_Required task_.
Give all of the lines again exactly as they read.

_Provided records_.
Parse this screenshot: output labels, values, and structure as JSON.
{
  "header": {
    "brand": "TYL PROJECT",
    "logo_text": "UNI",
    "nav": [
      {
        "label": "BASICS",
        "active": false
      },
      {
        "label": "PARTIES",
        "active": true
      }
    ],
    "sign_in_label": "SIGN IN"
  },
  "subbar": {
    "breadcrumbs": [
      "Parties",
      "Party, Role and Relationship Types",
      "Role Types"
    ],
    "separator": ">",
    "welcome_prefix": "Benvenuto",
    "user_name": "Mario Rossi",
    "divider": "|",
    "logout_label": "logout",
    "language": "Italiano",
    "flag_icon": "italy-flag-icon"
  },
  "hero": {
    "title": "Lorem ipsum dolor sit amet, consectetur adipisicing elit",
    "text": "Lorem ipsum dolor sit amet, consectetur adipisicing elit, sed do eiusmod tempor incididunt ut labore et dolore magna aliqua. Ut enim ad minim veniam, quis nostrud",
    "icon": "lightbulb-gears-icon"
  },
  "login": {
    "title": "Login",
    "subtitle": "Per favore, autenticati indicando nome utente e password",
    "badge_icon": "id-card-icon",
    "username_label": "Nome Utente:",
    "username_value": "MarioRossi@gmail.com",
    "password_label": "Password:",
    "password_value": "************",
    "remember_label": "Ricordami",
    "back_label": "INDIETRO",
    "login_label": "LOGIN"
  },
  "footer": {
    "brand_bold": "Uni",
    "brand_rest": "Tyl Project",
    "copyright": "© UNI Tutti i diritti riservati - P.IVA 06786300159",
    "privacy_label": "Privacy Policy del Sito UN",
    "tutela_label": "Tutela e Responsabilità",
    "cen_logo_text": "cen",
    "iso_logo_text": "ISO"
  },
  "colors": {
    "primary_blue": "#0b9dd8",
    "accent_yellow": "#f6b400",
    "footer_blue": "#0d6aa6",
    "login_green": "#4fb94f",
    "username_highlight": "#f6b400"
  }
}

_Response to this exercise_.
Parse this screenshot: output labels, values, and structure as JSON.
{
  "header": {
    "brand": "TYL PROJECT",
    "logo_text": "UNI",
    "nav": [
      {
        "label": "BASICS",
        "active": false
      },
      {
        "label": "PARTIES",
        "active": true
      }
    ],
    "sign_in_label": "SIGN IN"
  },
  "subbar": {
    "breadcrumbs": [
      "Parties",
      "Party, Role and Relationship Types",
      "Role Types"
    ],
    "separator": ">",
    "welcome_prefix": "Benvenuto",
    "user_name": "Mario Rossi",
    "divider": "|",
    "logout_label": "logout",
    "language": "Italiano",
    "flag_icon": "italy-flag-icon"
  },
  "hero": {
    "title": "Lorem ipsum dolor sit amet, consectetur adipisicing elit",
    "text": "Lorem ipsum dolor sit amet, consectetur adipisicing elit, sed do eiusmod tempor incididunt ut labore et dolore magna aliqua. Ut enim ad minim veniam, quis nostrud",
    "icon": "lightbulb-gears-icon"
  },
  "login": {
    "title": "Login",
    "subtitle": "Per favore, autenticati indicando nome utente e password",
    "badge_icon": "id-card-icon",
    "username_label": "Nome Utente:",
    "username_value": "MarioRossi@gmail.com",
    "password_label": "Password:",
    "password_value": "************",
    "remember_label": "Ricordami",
    "back_label": "INDIETRO",
    "login_label": "LOGIN"
  },
  "footer": {
    "brand_bold": "Uni",
    "brand_rest": "Tyl Project",
    "copyright": "© UNI Tutti i diritti riservati - P.IVA 06786300159",
    "privacy_label": "Privacy Policy del Sito UN",
    "tutela_label": "Tutela e Responsabilità",
    "cen_logo_text": "cen",
    "iso_logo_text": "ISO"
  },
  "colors": {
    "primary_blue": "#0b9dd8",
    "accent_yellow": "#f6b400",
    "footer_blue": "#0d6aa6",
    "login_green": "#4fb94f",
    "username_highlight": "#f6b400"
  }
}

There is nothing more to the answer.